> [Task to carry out]: Isolate every line in the records below with "Phosphate" in it.

[Dataset rows for document pages]
Content starts

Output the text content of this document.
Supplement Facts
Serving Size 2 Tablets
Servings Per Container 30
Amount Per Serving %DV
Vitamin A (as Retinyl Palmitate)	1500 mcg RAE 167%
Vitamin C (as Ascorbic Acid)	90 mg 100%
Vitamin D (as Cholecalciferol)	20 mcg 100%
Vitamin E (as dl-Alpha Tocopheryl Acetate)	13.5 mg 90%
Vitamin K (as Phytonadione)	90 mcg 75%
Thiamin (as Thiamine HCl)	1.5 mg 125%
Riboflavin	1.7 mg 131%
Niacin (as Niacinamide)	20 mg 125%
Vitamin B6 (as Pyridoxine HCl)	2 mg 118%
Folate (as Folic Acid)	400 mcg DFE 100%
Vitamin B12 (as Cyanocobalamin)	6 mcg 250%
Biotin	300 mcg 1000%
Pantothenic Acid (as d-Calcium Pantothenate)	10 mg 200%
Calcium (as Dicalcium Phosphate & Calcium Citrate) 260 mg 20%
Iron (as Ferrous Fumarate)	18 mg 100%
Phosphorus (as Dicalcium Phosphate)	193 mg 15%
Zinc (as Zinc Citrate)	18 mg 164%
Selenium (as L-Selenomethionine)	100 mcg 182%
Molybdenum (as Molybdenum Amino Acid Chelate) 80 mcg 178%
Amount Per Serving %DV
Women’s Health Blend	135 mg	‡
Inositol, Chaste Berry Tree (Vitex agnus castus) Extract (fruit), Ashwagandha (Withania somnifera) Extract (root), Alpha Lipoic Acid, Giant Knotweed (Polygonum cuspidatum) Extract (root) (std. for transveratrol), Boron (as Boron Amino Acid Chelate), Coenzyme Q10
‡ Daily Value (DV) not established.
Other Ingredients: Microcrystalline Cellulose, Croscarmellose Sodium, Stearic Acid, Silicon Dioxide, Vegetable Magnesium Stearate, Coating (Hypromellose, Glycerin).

Content ends

> [Task result]:
Calcium (as Dicalcium Phosphate & Calcium Citrate) 260 mg 20%
Phosphorus (as Dicalcium Phosphate)	193 mg 15%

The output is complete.